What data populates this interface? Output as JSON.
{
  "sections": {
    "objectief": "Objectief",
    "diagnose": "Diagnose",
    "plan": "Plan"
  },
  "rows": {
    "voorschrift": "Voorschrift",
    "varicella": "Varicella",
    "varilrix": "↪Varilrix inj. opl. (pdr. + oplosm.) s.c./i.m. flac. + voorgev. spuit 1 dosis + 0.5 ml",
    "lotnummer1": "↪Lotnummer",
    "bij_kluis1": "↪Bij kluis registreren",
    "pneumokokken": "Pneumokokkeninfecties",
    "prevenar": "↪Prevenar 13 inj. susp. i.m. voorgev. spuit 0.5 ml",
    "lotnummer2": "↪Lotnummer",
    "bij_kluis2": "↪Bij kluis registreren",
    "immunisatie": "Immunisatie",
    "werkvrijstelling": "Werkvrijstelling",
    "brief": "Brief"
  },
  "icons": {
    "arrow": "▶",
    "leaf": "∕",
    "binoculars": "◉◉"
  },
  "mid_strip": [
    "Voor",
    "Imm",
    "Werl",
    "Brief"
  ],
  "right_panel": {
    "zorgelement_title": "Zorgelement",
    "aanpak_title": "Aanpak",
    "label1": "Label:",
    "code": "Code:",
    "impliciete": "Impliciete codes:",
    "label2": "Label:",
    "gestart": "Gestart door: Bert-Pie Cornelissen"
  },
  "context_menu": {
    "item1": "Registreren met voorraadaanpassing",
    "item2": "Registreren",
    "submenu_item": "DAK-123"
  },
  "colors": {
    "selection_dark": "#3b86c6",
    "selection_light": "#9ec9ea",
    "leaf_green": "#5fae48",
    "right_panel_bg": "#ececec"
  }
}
--
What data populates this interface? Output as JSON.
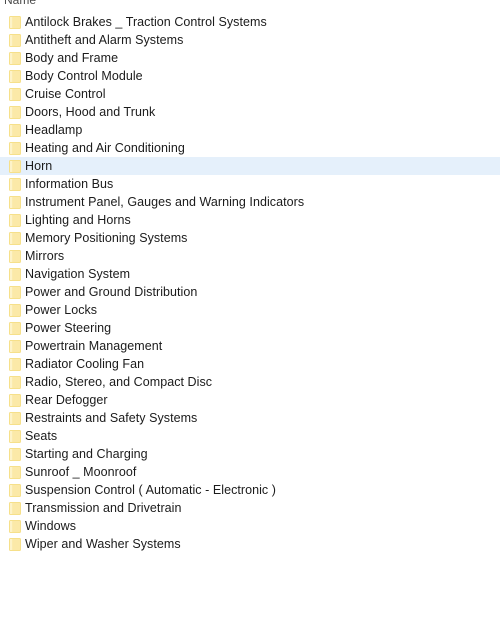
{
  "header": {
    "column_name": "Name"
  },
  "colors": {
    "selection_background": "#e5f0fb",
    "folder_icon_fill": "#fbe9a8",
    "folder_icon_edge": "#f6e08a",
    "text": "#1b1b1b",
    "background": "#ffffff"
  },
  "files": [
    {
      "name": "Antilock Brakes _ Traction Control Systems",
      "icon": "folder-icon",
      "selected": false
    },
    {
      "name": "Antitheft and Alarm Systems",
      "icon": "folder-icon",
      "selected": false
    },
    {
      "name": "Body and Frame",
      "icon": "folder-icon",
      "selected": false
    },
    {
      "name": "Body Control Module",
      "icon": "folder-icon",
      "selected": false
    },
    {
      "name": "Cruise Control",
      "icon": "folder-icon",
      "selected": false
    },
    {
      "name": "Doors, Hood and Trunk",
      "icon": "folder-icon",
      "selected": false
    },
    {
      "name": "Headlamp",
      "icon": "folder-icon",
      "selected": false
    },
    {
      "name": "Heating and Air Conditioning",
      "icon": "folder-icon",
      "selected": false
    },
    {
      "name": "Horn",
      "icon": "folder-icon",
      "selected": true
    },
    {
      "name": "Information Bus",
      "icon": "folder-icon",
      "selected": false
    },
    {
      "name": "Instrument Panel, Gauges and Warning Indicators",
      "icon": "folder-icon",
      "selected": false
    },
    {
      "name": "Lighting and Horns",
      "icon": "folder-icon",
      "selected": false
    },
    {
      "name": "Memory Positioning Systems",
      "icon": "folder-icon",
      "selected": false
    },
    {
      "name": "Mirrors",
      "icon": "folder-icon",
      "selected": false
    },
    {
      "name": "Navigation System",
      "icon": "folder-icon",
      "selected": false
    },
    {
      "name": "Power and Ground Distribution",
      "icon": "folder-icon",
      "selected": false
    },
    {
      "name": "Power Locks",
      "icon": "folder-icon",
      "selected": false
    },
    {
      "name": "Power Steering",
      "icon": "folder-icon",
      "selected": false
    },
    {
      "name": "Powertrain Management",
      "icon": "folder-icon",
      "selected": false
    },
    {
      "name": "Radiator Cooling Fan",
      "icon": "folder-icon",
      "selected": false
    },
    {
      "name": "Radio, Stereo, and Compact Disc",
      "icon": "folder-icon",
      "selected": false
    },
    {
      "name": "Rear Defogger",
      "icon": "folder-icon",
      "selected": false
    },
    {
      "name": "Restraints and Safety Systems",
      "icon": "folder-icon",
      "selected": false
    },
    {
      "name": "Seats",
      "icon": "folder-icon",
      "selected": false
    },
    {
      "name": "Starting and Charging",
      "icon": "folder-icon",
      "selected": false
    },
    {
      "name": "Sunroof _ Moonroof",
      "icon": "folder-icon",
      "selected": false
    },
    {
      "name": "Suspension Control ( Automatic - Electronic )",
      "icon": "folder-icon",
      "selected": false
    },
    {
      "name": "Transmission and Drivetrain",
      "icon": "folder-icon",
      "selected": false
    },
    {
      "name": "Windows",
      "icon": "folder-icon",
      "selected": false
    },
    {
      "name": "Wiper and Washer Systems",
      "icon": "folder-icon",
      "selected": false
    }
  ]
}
...
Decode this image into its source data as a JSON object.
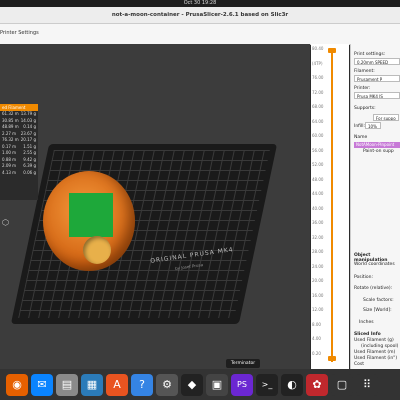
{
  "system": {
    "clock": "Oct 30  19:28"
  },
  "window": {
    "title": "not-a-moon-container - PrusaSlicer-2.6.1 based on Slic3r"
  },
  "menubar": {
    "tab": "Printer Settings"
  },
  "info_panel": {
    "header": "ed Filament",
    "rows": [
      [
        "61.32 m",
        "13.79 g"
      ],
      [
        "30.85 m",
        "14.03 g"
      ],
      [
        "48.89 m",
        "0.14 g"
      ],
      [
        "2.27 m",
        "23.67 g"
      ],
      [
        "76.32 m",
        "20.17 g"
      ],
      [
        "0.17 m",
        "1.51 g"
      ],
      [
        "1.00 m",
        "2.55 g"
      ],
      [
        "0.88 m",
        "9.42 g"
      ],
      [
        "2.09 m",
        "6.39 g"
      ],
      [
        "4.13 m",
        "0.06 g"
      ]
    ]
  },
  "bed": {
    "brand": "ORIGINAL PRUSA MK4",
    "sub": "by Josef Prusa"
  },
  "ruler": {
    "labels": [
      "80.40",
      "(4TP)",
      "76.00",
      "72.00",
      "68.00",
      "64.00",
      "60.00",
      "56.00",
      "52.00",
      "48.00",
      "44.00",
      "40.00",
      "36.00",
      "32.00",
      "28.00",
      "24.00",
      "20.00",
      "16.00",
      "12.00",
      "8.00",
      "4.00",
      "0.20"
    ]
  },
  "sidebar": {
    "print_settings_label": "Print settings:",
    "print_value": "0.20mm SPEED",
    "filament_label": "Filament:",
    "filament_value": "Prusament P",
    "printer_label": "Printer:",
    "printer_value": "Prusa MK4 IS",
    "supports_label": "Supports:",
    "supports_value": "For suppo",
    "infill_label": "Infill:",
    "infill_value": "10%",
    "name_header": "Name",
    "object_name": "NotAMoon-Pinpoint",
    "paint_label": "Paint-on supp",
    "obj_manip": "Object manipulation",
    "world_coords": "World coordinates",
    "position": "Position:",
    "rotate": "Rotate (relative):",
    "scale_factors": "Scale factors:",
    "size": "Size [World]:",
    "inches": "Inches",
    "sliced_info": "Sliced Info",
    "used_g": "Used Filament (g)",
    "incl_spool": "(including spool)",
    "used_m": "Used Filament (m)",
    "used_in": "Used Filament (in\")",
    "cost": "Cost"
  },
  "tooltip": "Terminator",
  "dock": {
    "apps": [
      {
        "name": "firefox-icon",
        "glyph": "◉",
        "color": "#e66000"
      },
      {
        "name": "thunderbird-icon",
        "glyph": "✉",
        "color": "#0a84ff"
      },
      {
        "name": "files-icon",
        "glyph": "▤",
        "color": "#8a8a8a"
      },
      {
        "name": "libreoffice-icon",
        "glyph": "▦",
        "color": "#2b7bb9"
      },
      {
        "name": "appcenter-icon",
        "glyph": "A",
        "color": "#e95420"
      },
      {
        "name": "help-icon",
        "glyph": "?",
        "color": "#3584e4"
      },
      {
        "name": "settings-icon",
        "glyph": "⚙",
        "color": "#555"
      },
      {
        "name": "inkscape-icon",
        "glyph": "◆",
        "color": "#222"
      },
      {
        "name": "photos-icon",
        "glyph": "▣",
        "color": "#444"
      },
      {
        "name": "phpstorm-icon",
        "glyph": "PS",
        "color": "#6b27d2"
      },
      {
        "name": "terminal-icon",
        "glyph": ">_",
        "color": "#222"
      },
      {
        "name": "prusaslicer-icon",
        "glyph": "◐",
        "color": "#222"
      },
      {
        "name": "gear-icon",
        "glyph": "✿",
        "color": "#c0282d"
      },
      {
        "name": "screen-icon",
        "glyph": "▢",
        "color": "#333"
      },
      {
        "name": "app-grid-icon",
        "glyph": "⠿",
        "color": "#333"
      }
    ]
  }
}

▶ **TO BE DONE**
Give only the count of lines in the data that include the string "voorgev".

▶ **RESPONSE TO THIS TASK**
2